Layout element annotations:
————————
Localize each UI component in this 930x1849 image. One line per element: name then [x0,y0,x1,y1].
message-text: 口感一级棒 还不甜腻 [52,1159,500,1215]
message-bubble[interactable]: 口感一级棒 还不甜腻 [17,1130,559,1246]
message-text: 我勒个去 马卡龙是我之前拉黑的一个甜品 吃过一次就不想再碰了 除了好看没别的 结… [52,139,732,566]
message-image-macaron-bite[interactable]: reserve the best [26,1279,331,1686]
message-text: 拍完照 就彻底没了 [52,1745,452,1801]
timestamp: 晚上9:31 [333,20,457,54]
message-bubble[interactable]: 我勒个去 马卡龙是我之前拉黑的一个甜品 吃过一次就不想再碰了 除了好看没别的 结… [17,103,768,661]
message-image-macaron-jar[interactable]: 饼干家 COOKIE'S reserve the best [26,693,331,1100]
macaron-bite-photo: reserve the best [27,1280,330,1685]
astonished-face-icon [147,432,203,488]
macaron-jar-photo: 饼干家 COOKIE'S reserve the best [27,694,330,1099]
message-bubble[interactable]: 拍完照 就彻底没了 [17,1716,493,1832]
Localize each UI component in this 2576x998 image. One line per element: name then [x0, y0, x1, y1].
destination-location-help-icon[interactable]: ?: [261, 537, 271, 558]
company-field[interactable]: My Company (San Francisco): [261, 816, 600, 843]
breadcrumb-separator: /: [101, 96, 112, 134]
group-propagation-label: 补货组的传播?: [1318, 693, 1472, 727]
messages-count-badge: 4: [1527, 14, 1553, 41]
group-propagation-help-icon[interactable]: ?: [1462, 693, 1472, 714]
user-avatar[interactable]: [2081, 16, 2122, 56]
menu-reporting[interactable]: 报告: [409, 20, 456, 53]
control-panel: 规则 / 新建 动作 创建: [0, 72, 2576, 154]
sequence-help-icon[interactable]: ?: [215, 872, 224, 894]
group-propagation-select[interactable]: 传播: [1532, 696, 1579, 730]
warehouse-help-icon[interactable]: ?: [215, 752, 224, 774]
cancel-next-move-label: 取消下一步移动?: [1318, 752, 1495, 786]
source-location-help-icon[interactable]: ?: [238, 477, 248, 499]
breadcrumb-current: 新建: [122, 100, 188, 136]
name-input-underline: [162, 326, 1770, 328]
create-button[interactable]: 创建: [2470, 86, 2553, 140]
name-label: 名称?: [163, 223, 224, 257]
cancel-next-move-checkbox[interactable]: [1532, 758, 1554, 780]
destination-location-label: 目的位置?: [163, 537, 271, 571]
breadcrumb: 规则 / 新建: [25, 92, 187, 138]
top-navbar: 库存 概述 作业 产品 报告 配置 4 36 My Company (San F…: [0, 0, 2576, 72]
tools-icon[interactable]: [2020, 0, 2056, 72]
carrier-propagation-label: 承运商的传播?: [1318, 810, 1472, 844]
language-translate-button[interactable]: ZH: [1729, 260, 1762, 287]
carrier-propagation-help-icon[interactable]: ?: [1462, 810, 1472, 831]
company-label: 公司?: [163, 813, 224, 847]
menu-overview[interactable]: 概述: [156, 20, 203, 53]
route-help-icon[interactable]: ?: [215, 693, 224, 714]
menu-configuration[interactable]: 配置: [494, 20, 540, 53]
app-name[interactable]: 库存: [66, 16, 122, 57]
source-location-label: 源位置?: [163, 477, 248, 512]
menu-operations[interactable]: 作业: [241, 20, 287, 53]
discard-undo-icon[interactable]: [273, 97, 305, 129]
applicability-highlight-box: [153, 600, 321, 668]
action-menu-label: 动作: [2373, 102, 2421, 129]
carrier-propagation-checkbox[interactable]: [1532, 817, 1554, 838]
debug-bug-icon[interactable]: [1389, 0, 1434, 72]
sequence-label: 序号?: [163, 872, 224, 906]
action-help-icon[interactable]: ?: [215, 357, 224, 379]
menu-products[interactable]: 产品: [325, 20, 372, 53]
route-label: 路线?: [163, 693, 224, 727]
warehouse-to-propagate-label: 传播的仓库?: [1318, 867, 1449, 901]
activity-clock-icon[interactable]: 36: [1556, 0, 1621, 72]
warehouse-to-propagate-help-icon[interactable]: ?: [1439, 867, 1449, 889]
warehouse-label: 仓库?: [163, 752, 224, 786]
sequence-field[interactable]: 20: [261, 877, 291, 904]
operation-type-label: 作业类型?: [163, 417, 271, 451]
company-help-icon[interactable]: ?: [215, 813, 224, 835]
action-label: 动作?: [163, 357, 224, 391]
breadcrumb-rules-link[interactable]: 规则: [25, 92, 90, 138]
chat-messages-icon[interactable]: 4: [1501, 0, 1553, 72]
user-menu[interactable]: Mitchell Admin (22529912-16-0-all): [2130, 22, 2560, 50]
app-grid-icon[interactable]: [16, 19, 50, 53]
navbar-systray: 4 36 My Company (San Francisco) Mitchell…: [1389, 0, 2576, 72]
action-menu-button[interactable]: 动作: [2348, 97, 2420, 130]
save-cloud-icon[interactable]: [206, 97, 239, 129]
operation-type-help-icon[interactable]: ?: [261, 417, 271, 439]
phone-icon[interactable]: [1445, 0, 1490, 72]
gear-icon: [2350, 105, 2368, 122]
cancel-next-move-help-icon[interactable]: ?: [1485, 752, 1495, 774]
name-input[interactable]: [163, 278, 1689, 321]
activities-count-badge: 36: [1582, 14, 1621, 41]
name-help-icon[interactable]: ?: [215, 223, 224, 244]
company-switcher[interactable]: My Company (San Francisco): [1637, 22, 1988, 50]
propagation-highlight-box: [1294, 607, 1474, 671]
————————
Pull out every line from the start of the items through the line containing "group-propagation-label: 补货组的传播?: [1318, 693, 1472, 727]", including that line, and repeat them unchanged.

Localize each UI component in this 930x1849 image. One line per element: name then [x0,y0,x1,y1].
message-text: 口感一级棒 还不甜腻 [52,1159,500,1215]
message-bubble[interactable]: 口感一级棒 还不甜腻 [17,1130,559,1246]
message-text: 我勒个去 马卡龙是我之前拉黑的一个甜品 吃过一次就不想再碰了 除了好看没别的 结… [52,139,732,566]
message-image-macaron-bite[interactable]: reserve the best [26,1279,331,1686]
message-text: 拍完照 就彻底没了 [52,1745,452,1801]
timestamp: 晚上9:31 [333,20,457,54]
message-bubble[interactable]: 我勒个去 马卡龙是我之前拉黑的一个甜品 吃过一次就不想再碰了 除了好看没别的 结… [17,103,768,661]
message-image-macaron-jar[interactable]: 饼干家 COOKIE'S reserve the best [26,693,331,1100]
macaron-bite-photo: reserve the best [27,1280,330,1685]
astonished-face-icon [147,432,203,488]
macaron-jar-photo: 饼干家 COOKIE'S reserve the best [27,694,330,1099]
message-bubble[interactable]: 拍完照 就彻底没了 [17,1716,493,1832]
Localize each UI component in this 2576x998 image. One line per element: name then [x0, y0, x1, y1].
destination-location-help-icon[interactable]: ?: [261, 537, 271, 558]
company-field[interactable]: My Company (San Francisco): [261, 816, 600, 843]
breadcrumb-separator: /: [101, 96, 112, 134]
group-propagation-label: 补货组的传播?: [1318, 693, 1472, 727]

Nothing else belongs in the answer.